# EXERCISE MATERIALS start
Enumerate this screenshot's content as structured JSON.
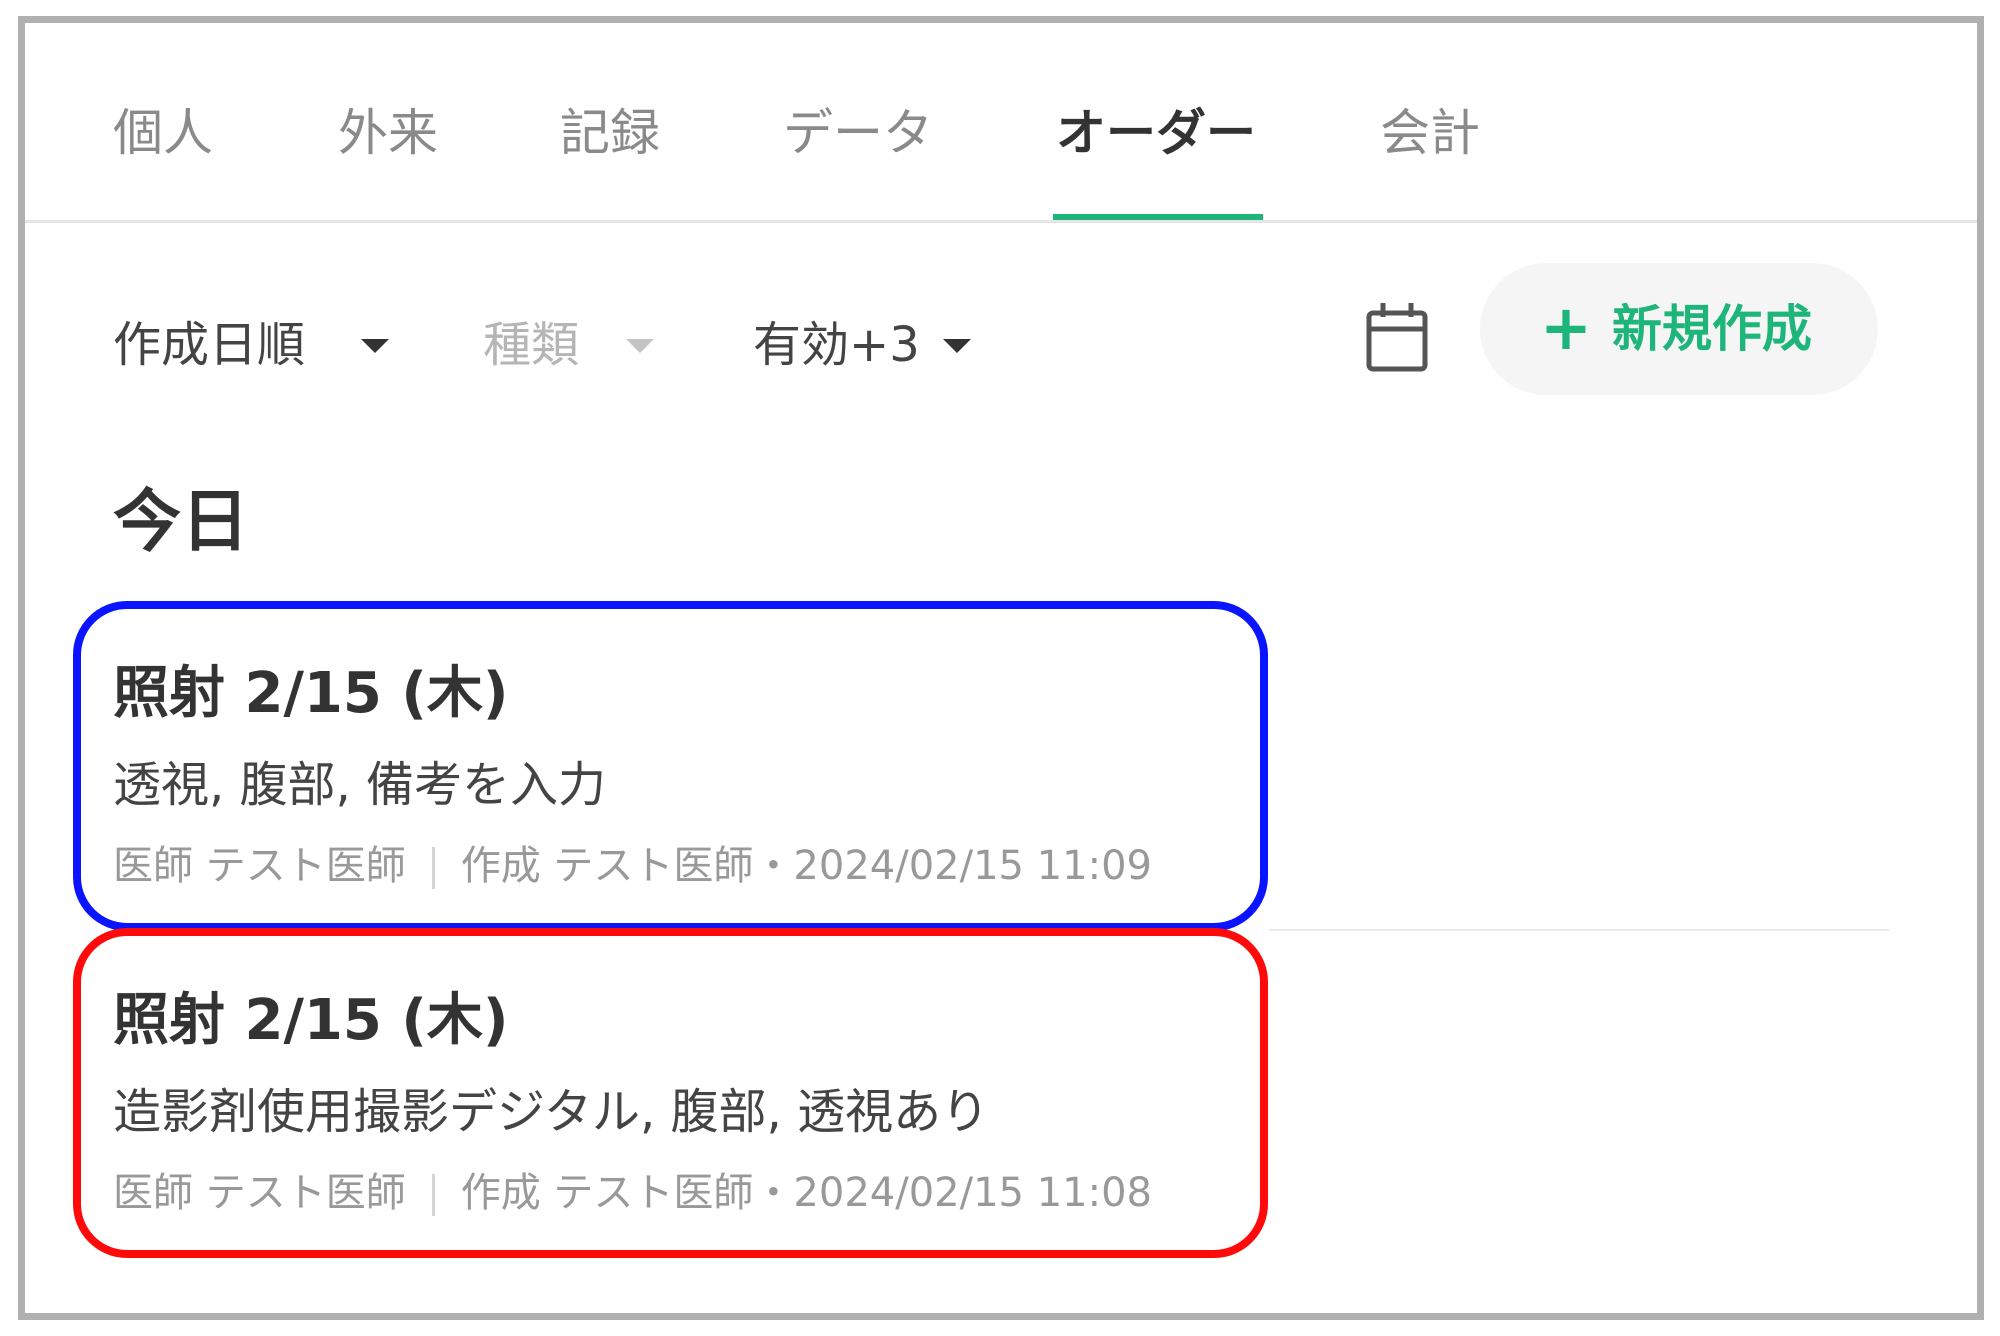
{
  "tabs": [
    {
      "label": "個人"
    },
    {
      "label": "外来"
    },
    {
      "label": "記録"
    },
    {
      "label": "データ"
    },
    {
      "label": "オーダー",
      "active": true
    },
    {
      "label": "会計"
    }
  ],
  "toolbar": {
    "sort_label": "作成日順",
    "type_label": "種類",
    "status_label": "有効+3",
    "calendar_icon": "calendar-icon",
    "new_button_icon": "+",
    "new_button_label": "新規作成"
  },
  "section": {
    "title": "今日"
  },
  "orders": [
    {
      "title": "照射  2/15 (木)",
      "detail": "透視, 腹部, 備考を入力",
      "doctor": "医師 テスト医師",
      "created": "作成 テスト医師・2024/02/15 11:09",
      "highlight_color": "#0a14ff"
    },
    {
      "title": "照射  2/15 (木)",
      "detail": "造影剤使用撮影デジタル, 腹部, 透視あり",
      "doctor": "医師 テスト医師",
      "created": "作成 テスト医師・2024/02/15 11:08",
      "highlight_color": "#ff0a0a"
    }
  ],
  "colors": {
    "accent": "#1db57a",
    "text": "#333333",
    "muted": "#999999"
  }
}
# EXERCISE MATERIALS end
> _TASK_:
Copy all the lines above that hold the string "created".

> _RESPONSE FOR THIS EXERCISE_:
      "created": "作成 テスト医師・2024/02/15 11:09",
      "created": "作成 テスト医師・2024/02/15 11:08",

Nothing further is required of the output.